### TASK TO CARRY OUT
Find each line with the word "GRUPPI" and copy it.
* Begin INFORMATION GIVEN *
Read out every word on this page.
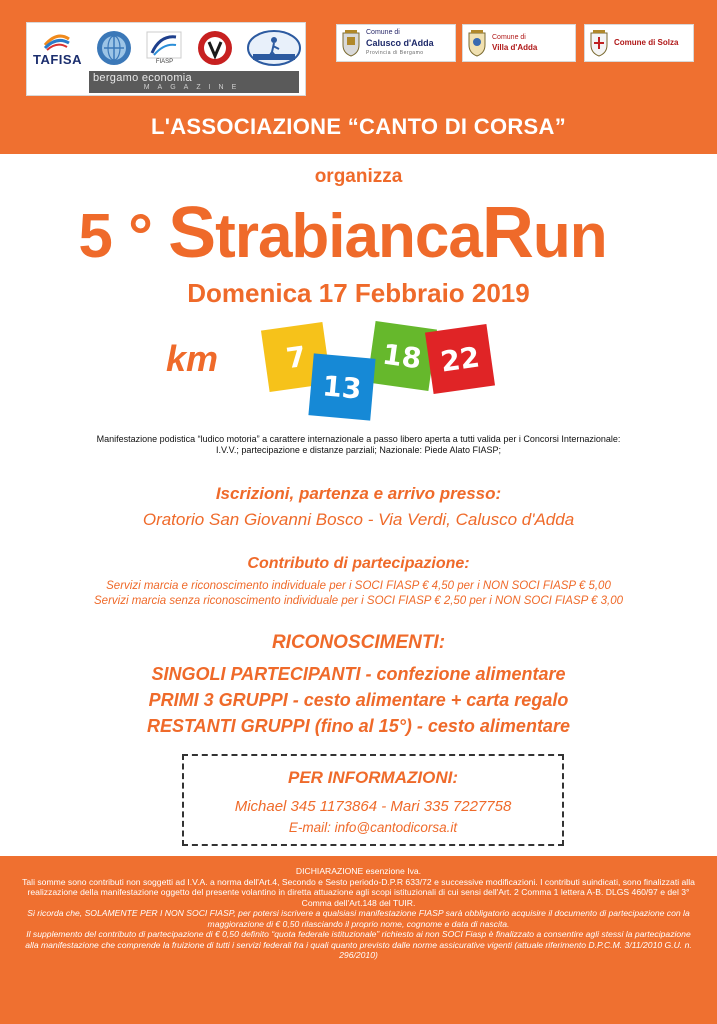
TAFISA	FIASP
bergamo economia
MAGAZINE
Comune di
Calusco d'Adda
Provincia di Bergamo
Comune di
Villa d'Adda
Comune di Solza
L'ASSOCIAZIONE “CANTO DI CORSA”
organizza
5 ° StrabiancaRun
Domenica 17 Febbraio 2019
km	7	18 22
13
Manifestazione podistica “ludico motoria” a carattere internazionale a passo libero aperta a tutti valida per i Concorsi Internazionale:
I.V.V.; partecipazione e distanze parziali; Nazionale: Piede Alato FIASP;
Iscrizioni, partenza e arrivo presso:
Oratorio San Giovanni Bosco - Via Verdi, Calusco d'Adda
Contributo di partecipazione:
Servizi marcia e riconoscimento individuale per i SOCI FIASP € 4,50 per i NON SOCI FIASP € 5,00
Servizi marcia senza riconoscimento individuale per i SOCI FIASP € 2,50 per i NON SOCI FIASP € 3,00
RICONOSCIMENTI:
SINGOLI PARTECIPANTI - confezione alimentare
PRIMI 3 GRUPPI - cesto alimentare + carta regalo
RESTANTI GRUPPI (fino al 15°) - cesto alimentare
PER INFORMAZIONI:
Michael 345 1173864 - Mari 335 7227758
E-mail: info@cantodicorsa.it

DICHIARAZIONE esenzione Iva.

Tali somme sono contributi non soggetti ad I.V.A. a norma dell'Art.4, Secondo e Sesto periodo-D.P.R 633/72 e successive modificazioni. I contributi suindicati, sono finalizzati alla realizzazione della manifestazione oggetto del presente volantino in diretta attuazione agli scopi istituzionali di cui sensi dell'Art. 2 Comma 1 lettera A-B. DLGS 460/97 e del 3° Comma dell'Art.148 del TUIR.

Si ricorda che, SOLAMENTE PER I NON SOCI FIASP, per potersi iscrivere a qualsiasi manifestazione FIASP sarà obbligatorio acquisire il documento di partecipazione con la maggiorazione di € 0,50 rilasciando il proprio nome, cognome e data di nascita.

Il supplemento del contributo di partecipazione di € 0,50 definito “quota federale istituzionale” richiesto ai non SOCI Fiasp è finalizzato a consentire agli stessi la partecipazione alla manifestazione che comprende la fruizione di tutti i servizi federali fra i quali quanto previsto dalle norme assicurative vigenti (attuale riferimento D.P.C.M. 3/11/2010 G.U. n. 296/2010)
* End INFORMATION GIVEN *
### RESULT FOR THIS EXERCISE
PRIMI 3 GRUPPI - cesto alimentare + carta regalo
RESTANTI GRUPPI (fino al 15°) - cesto alimentare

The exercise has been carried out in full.